[begin Dataset excerpts]

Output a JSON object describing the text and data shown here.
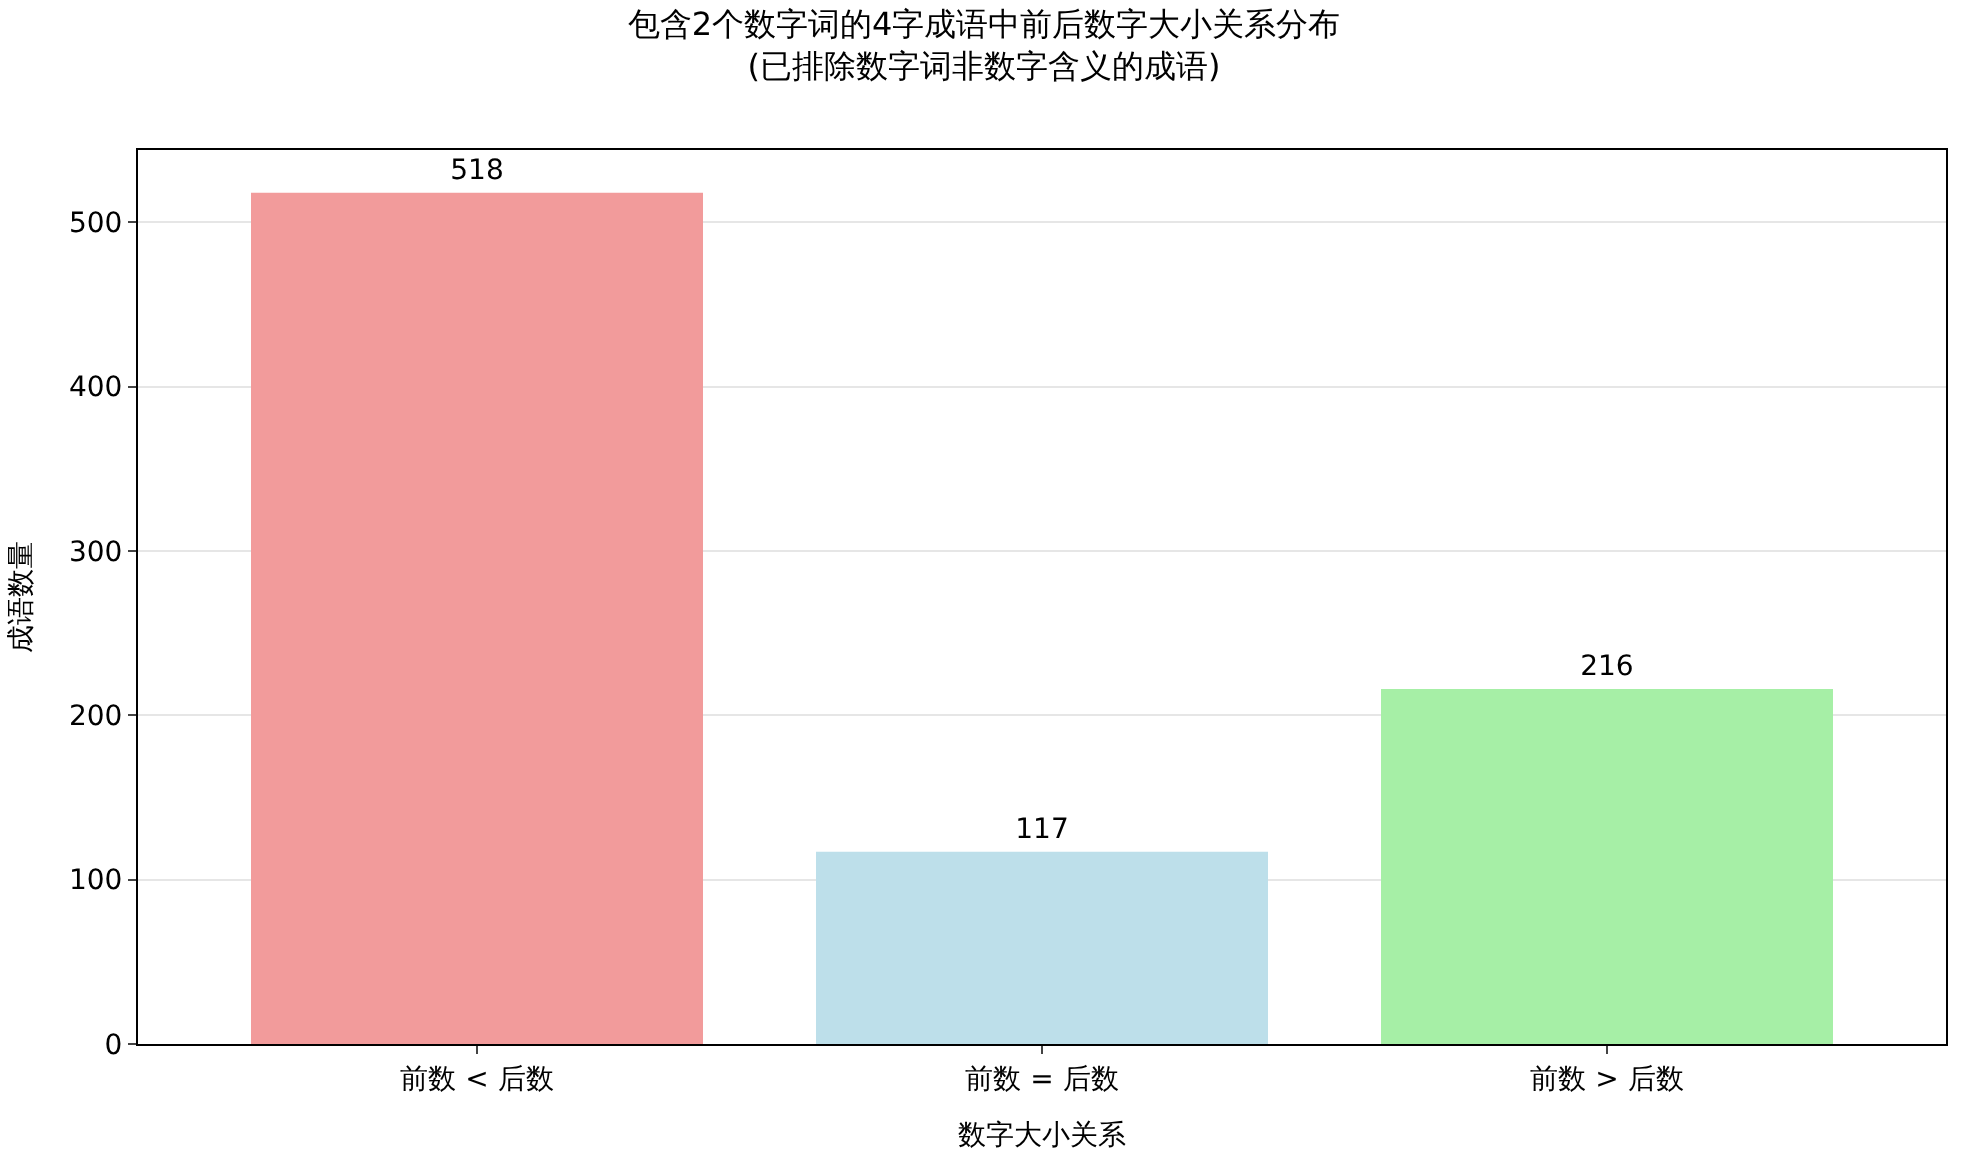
{
  "chart_data": {
    "type": "bar",
    "title": "包含2个数字词的4字成语中前后数字大小关系分布\n(已排除数字词非数字含义的成语)",
    "xlabel": "数字大小关系",
    "ylabel": "成语数量",
    "categories": [
      "前数 < 后数",
      "前数 = 后数",
      "前数 > 后数"
    ],
    "values": [
      518,
      117,
      216
    ],
    "colors": [
      "#f29b9b",
      "#bddfea",
      "#a6efa6"
    ],
    "ylim": [
      0,
      544
    ],
    "yticks": [
      0,
      100,
      200,
      300,
      400,
      500
    ],
    "grid": "y",
    "data_labels": true
  }
}
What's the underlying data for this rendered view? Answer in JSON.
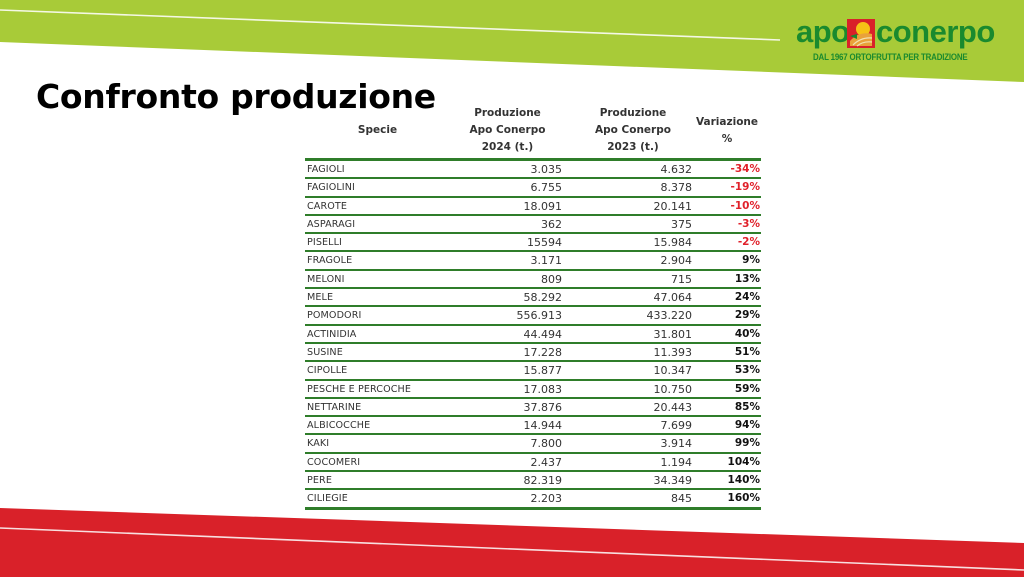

[end Dataset excerpts]

[Written task]: Reproduce the data above in full, exactly as it is, with the pictures left out.

[Exercise output]:
Output a JSON object describing the text and data shown here.
{
  "chart_data": {
    "type": "bar",
    "title": "包含2个数字词的4字成语中前后数字大小关系分布\n(已排除数字词非数字含义的成语)",
    "xlabel": "数字大小关系",
    "ylabel": "成语数量",
    "categories": [
      "前数 < 后数",
      "前数 = 后数",
      "前数 > 后数"
    ],
    "values": [
      518,
      117,
      216
    ],
    "colors": [
      "#f29b9b",
      "#bddfea",
      "#a6efa6"
    ],
    "ylim": [
      0,
      544
    ],
    "yticks": [
      0,
      100,
      200,
      300,
      400,
      500
    ],
    "grid": "y",
    "data_labels": true
  }
}
What's the underlying data for this rendered view? Answer in JSON.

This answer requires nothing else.